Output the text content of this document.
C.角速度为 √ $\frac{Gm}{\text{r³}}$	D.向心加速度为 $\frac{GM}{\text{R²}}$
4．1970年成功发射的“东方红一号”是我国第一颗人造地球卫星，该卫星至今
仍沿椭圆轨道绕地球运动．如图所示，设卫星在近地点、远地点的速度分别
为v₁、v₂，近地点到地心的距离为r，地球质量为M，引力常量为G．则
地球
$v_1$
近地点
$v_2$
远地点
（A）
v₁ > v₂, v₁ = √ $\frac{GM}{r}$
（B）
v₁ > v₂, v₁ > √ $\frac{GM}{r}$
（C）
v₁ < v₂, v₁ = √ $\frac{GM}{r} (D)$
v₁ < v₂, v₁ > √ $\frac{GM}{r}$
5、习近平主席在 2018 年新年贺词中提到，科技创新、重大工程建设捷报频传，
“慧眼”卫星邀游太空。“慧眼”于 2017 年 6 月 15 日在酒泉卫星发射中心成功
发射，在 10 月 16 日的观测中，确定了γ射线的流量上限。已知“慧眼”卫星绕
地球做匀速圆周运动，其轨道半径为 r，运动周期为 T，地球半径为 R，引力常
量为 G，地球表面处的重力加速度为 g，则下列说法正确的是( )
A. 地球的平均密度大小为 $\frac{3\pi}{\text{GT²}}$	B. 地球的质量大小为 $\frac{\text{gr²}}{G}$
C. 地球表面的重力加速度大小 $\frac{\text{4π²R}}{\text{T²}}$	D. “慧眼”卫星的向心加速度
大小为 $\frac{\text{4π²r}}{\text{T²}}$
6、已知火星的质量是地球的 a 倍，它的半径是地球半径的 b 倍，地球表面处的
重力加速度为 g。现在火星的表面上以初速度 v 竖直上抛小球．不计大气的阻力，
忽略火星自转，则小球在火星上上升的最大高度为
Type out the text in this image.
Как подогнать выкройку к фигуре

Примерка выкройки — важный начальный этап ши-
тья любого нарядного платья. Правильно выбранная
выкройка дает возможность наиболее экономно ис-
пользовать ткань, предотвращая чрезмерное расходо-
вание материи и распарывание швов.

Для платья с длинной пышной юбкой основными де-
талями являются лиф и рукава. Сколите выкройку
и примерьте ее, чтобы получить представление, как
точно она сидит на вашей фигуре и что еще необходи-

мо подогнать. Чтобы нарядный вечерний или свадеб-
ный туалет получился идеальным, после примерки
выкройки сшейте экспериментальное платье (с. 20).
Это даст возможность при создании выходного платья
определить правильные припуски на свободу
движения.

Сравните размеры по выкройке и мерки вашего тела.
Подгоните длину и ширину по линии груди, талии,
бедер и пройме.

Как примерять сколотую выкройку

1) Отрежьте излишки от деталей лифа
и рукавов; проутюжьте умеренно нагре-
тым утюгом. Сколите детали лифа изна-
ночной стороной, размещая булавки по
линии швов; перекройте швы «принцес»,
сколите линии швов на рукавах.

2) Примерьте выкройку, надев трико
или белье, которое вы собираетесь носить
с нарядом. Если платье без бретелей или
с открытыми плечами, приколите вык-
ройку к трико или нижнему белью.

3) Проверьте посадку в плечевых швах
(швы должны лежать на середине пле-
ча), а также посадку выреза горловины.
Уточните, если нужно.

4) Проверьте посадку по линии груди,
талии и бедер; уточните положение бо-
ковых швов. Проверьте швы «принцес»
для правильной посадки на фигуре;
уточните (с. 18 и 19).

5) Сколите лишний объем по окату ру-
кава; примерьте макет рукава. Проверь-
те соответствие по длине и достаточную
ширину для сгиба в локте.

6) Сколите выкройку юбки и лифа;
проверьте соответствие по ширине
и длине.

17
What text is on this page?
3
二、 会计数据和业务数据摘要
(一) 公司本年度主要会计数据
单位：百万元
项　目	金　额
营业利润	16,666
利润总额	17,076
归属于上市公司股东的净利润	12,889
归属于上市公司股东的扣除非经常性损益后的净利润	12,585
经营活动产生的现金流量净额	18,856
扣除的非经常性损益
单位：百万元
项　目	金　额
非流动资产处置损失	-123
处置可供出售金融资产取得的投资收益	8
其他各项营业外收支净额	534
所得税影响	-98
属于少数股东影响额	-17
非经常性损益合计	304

=-=-=-=-=

Given request>
Return only the number of lines in the data that contain "text".

Exercise result>
7